--- Records for processing ---

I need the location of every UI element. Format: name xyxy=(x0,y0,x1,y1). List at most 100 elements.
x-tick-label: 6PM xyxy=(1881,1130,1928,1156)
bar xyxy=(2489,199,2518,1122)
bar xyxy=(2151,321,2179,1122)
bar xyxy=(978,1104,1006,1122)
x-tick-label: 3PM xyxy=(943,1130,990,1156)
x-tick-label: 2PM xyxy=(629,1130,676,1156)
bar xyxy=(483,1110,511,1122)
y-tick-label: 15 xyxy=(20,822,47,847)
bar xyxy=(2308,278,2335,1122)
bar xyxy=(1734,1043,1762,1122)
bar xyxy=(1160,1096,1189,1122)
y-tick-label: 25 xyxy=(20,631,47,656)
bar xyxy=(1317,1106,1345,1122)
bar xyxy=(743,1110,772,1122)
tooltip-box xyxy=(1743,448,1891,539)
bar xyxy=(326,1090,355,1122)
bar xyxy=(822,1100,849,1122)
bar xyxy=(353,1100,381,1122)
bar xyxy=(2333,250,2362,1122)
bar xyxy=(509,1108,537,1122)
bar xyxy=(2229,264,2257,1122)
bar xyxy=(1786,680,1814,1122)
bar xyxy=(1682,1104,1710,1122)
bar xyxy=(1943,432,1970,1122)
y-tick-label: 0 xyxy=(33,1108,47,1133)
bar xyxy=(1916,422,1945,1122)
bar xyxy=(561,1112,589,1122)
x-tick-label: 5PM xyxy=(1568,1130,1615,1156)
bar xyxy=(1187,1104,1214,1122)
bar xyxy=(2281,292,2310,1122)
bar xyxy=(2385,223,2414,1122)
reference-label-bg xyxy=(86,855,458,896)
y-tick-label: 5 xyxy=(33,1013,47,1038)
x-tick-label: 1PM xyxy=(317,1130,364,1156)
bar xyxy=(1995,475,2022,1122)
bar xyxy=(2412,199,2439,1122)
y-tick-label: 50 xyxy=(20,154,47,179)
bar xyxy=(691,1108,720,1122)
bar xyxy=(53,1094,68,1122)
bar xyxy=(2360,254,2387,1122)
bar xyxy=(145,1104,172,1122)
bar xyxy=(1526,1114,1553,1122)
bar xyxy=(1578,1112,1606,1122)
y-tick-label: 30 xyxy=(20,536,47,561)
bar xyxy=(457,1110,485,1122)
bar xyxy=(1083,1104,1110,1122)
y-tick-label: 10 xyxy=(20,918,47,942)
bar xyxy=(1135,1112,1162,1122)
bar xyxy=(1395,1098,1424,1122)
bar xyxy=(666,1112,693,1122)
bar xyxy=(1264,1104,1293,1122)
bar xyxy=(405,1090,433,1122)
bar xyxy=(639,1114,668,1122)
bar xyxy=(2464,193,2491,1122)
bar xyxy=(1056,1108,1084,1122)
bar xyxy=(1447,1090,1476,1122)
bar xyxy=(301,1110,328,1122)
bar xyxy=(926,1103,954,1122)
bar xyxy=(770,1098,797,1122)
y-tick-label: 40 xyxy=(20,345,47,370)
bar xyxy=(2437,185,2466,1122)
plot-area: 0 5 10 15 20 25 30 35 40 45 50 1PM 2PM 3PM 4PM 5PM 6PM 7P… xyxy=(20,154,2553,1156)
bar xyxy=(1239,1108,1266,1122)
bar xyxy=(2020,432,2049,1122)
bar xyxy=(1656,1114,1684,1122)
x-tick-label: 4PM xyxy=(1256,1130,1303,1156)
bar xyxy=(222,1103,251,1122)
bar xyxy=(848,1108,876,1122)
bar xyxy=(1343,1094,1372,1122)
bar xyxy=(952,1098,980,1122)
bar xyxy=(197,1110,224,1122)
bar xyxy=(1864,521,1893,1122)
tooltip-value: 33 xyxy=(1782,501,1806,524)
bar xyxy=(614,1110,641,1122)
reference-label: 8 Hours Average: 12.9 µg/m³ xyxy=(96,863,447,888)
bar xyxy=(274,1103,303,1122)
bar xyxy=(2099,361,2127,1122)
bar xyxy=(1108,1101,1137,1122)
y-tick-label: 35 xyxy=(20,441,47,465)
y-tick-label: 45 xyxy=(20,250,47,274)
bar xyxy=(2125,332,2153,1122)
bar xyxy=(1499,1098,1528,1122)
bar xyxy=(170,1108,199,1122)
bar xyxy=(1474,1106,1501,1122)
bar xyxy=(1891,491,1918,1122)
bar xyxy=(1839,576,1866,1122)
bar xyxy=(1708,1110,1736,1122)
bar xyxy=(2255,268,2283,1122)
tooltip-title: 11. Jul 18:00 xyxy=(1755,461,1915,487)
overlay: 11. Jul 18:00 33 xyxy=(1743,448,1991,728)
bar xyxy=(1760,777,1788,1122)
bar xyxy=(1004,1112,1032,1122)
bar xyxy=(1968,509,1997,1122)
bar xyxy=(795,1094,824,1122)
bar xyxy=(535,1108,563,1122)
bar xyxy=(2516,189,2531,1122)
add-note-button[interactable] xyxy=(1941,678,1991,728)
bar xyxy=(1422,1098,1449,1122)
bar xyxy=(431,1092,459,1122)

--- Exercise requirements ---
Copy the lines above verbatim.

--- Completed task ---
I need the location of every UI element. Format: name xyxy=(x0,y0,x1,y1). List at most 100 elements.
x-tick-label: 6PM xyxy=(1881,1130,1928,1156)
bar xyxy=(2489,199,2518,1122)
bar xyxy=(2151,321,2179,1122)
bar xyxy=(978,1104,1006,1122)
x-tick-label: 3PM xyxy=(943,1130,990,1156)
x-tick-label: 2PM xyxy=(629,1130,676,1156)
bar xyxy=(483,1110,511,1122)
y-tick-label: 15 xyxy=(20,822,47,847)
bar xyxy=(2308,278,2335,1122)
bar xyxy=(1734,1043,1762,1122)
bar xyxy=(1160,1096,1189,1122)
y-tick-label: 25 xyxy=(20,631,47,656)
bar xyxy=(1317,1106,1345,1122)
bar xyxy=(743,1110,772,1122)
tooltip-box xyxy=(1743,448,1891,539)
bar xyxy=(326,1090,355,1122)
bar xyxy=(822,1100,849,1122)
bar xyxy=(353,1100,381,1122)
bar xyxy=(2333,250,2362,1122)
bar xyxy=(509,1108,537,1122)
bar xyxy=(2229,264,2257,1122)
bar xyxy=(1786,680,1814,1122)
bar xyxy=(1682,1104,1710,1122)
bar xyxy=(1943,432,1970,1122)
y-tick-label: 0 xyxy=(33,1108,47,1133)
bar xyxy=(1916,422,1945,1122)
bar xyxy=(561,1112,589,1122)
x-tick-label: 5PM xyxy=(1568,1130,1615,1156)
bar xyxy=(1187,1104,1214,1122)
bar xyxy=(2281,292,2310,1122)
bar xyxy=(2385,223,2414,1122)
reference-label-bg xyxy=(86,855,458,896)
y-tick-label: 5 xyxy=(33,1013,47,1038)
x-tick-label: 1PM xyxy=(317,1130,364,1156)
bar xyxy=(1995,475,2022,1122)
bar xyxy=(2412,199,2439,1122)
y-tick-label: 50 xyxy=(20,154,47,179)
bar xyxy=(691,1108,720,1122)
bar xyxy=(53,1094,68,1122)
bar xyxy=(2360,254,2387,1122)
bar xyxy=(145,1104,172,1122)
bar xyxy=(1526,1114,1553,1122)
bar xyxy=(1578,1112,1606,1122)
y-tick-label: 30 xyxy=(20,536,47,561)
bar xyxy=(457,1110,485,1122)
bar xyxy=(1083,1104,1110,1122)
y-tick-label: 10 xyxy=(20,918,47,942)
bar xyxy=(1135,1112,1162,1122)
bar xyxy=(1395,1098,1424,1122)
bar xyxy=(666,1112,693,1122)
bar xyxy=(1264,1104,1293,1122)
bar xyxy=(405,1090,433,1122)
bar xyxy=(639,1114,668,1122)
bar xyxy=(2464,193,2491,1122)
bar xyxy=(1056,1108,1084,1122)
bar xyxy=(1447,1090,1476,1122)
bar xyxy=(301,1110,328,1122)
bar xyxy=(926,1103,954,1122)
bar xyxy=(770,1098,797,1122)
y-tick-label: 40 xyxy=(20,345,47,370)
bar xyxy=(2437,185,2466,1122)
plot-area: 0 5 10 15 20 25 30 35 40 45 50 1PM 2PM 3PM 4PM 5PM 6PM 7P… xyxy=(20,154,2553,1156)
bar xyxy=(1239,1108,1266,1122)
bar xyxy=(2020,432,2049,1122)
bar xyxy=(1656,1114,1684,1122)
x-tick-label: 4PM xyxy=(1256,1130,1303,1156)
bar xyxy=(222,1103,251,1122)
bar xyxy=(848,1108,876,1122)
bar xyxy=(1343,1094,1372,1122)
bar xyxy=(952,1098,980,1122)
bar xyxy=(197,1110,224,1122)
bar xyxy=(1864,521,1893,1122)
tooltip-value: 33 xyxy=(1782,501,1806,524)
bar xyxy=(614,1110,641,1122)
reference-label: 8 Hours Average: 12.9 µg/m³ xyxy=(96,863,447,888)
bar xyxy=(274,1103,303,1122)
bar xyxy=(2099,361,2127,1122)
bar xyxy=(1108,1101,1137,1122)
y-tick-label: 35 xyxy=(20,441,47,465)
y-tick-label: 45 xyxy=(20,250,47,274)
bar xyxy=(2125,332,2153,1122)
bar xyxy=(1499,1098,1528,1122)
bar xyxy=(170,1108,199,1122)
bar xyxy=(1474,1106,1501,1122)
bar xyxy=(1891,491,1918,1122)
bar xyxy=(1839,576,1866,1122)
bar xyxy=(1708,1110,1736,1122)
bar xyxy=(2255,268,2283,1122)
tooltip-title: 11. Jul 18:00 xyxy=(1755,461,1915,487)
overlay: 11. Jul 18:00 33 xyxy=(1743,448,1991,728)
bar xyxy=(1760,777,1788,1122)
bar xyxy=(1004,1112,1032,1122)
bar xyxy=(1968,509,1997,1122)
bar xyxy=(795,1094,824,1122)
bar xyxy=(535,1108,563,1122)
bar xyxy=(2516,189,2531,1122)
add-note-button[interactable] xyxy=(1941,678,1991,728)
bar xyxy=(1422,1098,1449,1122)
bar xyxy=(431,1092,459,1122)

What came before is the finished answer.